### How to complete this task
Please report each line of the data below that contains "button".

### Material to process
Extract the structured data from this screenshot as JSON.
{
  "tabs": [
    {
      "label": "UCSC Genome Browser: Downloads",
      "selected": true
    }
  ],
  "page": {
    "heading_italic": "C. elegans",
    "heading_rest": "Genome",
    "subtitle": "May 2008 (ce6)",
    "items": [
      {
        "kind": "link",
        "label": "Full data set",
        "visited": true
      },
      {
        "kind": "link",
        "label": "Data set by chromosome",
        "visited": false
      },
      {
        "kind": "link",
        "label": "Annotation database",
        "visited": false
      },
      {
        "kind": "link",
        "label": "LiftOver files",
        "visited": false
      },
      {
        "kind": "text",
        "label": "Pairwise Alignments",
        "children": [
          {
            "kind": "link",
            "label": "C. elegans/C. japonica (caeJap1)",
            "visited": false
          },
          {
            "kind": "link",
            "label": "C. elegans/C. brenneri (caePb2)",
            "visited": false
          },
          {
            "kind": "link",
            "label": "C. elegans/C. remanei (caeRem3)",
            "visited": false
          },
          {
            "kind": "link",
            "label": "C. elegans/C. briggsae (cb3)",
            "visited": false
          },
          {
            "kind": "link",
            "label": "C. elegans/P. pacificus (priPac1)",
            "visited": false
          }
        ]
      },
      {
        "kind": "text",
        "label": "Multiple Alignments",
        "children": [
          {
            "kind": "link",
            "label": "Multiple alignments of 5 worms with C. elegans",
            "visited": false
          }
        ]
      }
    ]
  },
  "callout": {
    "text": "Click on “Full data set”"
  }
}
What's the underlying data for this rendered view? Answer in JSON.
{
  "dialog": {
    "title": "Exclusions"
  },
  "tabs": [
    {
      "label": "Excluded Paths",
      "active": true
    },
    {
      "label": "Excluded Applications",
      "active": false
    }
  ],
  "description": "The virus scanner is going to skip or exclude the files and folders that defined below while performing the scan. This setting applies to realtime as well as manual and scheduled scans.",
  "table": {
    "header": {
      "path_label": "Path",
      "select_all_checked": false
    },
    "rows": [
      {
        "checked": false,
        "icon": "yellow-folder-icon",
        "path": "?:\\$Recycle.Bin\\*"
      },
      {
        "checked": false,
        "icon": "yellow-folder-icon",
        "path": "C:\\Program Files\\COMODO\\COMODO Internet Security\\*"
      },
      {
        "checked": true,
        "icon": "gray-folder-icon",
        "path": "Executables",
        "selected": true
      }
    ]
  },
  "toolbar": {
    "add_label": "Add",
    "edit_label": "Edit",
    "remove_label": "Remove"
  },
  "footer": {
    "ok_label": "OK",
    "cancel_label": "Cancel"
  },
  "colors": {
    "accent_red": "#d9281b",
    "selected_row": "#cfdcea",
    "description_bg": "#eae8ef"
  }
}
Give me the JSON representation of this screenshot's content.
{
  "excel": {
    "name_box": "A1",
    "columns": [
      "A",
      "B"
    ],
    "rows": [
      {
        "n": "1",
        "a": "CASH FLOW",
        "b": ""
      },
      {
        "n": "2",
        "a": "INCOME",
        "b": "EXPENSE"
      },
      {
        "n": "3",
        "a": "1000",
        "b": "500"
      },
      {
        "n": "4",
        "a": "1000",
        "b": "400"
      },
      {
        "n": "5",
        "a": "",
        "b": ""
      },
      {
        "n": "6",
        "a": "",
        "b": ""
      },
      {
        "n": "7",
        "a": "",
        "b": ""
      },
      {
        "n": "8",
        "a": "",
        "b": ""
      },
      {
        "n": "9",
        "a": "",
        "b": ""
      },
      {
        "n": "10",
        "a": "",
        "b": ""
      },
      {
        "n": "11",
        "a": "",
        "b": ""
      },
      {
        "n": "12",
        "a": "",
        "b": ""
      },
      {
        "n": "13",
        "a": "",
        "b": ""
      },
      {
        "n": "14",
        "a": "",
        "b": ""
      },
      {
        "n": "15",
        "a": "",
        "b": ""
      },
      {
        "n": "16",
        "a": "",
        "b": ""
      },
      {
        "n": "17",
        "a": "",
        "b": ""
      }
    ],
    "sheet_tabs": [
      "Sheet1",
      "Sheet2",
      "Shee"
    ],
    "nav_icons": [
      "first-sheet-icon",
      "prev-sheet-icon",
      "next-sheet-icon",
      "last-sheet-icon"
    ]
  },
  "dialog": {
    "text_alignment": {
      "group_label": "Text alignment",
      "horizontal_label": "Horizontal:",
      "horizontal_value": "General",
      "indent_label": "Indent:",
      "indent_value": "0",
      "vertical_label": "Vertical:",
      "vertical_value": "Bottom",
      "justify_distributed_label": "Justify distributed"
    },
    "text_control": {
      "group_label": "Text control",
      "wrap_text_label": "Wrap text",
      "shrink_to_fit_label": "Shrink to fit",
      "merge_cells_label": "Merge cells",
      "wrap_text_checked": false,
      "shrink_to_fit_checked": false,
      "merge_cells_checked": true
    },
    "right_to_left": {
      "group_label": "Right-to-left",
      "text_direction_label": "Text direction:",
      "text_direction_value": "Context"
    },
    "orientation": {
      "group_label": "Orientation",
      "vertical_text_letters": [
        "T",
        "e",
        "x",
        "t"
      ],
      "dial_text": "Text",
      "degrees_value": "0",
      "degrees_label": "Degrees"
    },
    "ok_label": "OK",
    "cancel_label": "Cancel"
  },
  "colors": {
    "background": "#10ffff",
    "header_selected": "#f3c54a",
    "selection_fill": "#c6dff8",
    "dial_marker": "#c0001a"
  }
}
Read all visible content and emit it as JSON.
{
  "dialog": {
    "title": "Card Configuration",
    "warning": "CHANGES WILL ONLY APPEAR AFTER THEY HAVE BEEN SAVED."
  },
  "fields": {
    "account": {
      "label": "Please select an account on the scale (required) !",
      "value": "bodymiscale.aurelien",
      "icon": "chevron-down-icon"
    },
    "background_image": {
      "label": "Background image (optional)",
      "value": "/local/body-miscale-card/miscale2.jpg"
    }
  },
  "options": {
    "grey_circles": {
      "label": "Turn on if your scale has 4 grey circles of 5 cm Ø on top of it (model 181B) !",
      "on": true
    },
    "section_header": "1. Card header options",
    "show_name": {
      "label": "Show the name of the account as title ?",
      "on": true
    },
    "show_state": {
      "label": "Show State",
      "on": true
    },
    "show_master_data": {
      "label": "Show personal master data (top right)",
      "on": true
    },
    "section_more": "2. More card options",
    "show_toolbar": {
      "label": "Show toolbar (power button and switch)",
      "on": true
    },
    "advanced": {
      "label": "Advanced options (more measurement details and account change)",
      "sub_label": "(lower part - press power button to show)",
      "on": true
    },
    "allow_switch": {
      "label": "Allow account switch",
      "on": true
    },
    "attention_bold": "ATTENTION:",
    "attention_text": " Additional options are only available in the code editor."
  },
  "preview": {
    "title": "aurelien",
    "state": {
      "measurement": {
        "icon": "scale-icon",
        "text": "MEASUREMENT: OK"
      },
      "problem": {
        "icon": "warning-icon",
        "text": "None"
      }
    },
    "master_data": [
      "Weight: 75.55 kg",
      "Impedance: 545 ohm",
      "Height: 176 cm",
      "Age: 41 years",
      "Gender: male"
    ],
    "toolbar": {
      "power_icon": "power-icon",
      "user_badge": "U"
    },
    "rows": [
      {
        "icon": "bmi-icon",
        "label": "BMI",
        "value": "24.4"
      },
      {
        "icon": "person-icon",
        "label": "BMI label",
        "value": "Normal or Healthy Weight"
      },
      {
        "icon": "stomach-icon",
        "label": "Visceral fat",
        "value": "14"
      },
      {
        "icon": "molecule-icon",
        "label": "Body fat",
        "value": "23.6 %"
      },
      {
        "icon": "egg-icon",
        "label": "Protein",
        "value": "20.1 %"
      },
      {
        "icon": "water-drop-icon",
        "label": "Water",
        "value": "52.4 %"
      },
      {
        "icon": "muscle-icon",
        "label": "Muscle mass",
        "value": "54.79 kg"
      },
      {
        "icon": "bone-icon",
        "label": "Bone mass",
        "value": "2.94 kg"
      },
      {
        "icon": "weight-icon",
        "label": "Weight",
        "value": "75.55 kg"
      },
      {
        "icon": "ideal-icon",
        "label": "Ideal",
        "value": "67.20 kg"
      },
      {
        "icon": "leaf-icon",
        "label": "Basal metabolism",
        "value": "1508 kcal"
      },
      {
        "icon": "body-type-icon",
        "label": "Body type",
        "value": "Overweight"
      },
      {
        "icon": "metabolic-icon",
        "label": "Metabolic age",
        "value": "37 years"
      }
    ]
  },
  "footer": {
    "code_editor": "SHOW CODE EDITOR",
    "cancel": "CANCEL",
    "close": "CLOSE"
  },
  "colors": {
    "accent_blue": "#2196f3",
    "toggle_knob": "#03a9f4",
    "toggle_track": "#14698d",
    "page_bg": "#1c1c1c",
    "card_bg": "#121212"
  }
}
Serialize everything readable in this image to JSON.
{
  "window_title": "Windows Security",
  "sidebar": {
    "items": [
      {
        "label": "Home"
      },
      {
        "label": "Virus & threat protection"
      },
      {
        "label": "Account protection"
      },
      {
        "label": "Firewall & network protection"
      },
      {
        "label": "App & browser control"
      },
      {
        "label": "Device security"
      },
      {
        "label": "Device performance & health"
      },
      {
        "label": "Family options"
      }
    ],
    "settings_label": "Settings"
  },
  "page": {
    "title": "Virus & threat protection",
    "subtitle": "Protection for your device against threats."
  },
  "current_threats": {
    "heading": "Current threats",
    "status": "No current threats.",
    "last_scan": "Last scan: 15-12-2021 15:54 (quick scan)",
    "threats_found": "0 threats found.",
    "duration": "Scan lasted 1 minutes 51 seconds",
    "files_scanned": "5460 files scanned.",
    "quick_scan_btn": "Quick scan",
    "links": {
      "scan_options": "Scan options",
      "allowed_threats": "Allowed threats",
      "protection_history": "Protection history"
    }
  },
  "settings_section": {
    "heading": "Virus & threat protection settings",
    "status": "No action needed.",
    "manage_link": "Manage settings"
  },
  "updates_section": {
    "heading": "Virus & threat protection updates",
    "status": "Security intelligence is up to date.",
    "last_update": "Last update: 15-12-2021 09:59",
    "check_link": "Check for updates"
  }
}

### Solved problem
      "label": "Show toolbar (power button and switch)",
      "sub_label": "(lower part - press power button to show)",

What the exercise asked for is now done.